(PROMPT):
Output all records precisely as written.

[Dataset items]

↓

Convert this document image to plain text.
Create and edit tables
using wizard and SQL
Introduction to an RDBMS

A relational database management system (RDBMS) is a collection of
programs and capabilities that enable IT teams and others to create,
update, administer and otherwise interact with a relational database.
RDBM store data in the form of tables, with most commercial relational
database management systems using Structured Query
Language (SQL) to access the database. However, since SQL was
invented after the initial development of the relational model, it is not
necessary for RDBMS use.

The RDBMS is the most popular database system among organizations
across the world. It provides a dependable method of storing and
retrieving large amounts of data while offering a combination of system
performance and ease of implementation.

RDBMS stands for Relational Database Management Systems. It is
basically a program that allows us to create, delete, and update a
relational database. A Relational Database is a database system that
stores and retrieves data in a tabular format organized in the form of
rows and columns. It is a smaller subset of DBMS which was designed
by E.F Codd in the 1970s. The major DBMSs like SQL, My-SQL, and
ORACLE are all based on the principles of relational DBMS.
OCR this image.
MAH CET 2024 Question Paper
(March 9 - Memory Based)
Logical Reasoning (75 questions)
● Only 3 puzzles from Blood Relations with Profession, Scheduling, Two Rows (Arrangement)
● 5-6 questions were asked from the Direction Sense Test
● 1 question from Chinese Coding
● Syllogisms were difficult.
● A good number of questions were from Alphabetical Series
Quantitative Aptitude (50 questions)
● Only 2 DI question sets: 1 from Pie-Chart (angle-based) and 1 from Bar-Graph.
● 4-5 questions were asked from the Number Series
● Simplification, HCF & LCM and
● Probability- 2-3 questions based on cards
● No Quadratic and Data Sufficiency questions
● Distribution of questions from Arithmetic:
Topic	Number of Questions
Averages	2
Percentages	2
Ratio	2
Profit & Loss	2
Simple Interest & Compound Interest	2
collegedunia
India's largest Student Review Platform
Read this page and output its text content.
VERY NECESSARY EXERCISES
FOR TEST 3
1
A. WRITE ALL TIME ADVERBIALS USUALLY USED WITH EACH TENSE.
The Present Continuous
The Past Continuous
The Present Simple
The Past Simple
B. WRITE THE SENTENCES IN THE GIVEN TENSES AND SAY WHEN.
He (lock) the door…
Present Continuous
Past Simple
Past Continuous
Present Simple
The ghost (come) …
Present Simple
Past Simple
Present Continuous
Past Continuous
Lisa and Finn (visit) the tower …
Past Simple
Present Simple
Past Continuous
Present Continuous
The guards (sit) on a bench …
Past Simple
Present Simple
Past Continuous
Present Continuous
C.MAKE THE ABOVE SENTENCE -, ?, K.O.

↑

(WRITTEN SOLUTION):
Convert this document image to plain text.
Create and edit tables
using wizard and SQL
Introduction to an RDBMS

A relational database management system (RDBMS) is a collection of
programs and capabilities that enable IT teams and others to create,
update, administer and otherwise interact with a relational database.
RDBM store data in the form of tables, with most commercial relational
database management systems using Structured Query
Language (SQL) to access the database. However, since SQL was
invented after the initial development of the relational model, it is not
necessary for RDBMS use.

The RDBMS is the most popular database system among organizations
across the world. It provides a dependable method of storing and
retrieving large amounts of data while offering a combination of system
performance and ease of implementation.

RDBMS stands for Relational Database Management Systems. It is
basically a program that allows us to create, delete, and update a
relational database. A Relational Database is a database system that
stores and retrieves data in a tabular format organized in the form of
rows and columns. It is a smaller subset of DBMS which was designed
by E.F Codd in the 1970s. The major DBMSs like SQL, My-SQL, and
ORACLE are all based on the principles of relational DBMS.
OCR this image.
MAH CET 2024 Question Paper
(March 9 - Memory Based)
Logical Reasoning (75 questions)
● Only 3 puzzles from Blood Relations with Profession, Scheduling, Two Rows (Arrangement)
● 5-6 questions were asked from the Direction Sense Test
● 1 question from Chinese Coding
● Syllogisms were difficult.
● A good number of questions were from Alphabetical Series
Quantitative Aptitude (50 questions)
● Only 2 DI question sets: 1 from Pie-Chart (angle-based) and 1 from Bar-Graph.
● 4-5 questions were asked from the Number Series
● Simplification, HCF & LCM and
● Probability- 2-3 questions based on cards
● No Quadratic and Data Sufficiency questions
● Distribution of questions from Arithmetic:
Topic	Number of Questions
Averages	2
Percentages	2
Ratio	2
Profit & Loss	2
Simple Interest & Compound Interest	2
collegedunia
India's largest Student Review Platform
Read this page and output its text content.
VERY NECESSARY EXERCISES
FOR TEST 3
1
A. WRITE ALL TIME ADVERBIALS USUALLY USED WITH EACH TENSE.
The Present Continuous
The Past Continuous
The Present Simple
The Past Simple
B. WRITE THE SENTENCES IN THE GIVEN TENSES AND SAY WHEN.
He (lock) the door…
Present Continuous
Past Simple
Past Continuous
Present Simple
The ghost (come) …
Present Simple
Past Simple
Present Continuous
Past Continuous
Lisa and Finn (visit) the tower …
Past Simple
Present Simple
Past Continuous
Present Continuous
The guards (sit) on a bench …
Past Simple
Present Simple
Past Continuous
Present Continuous
C.MAKE THE ABOVE SENTENCE -, ?, K.O.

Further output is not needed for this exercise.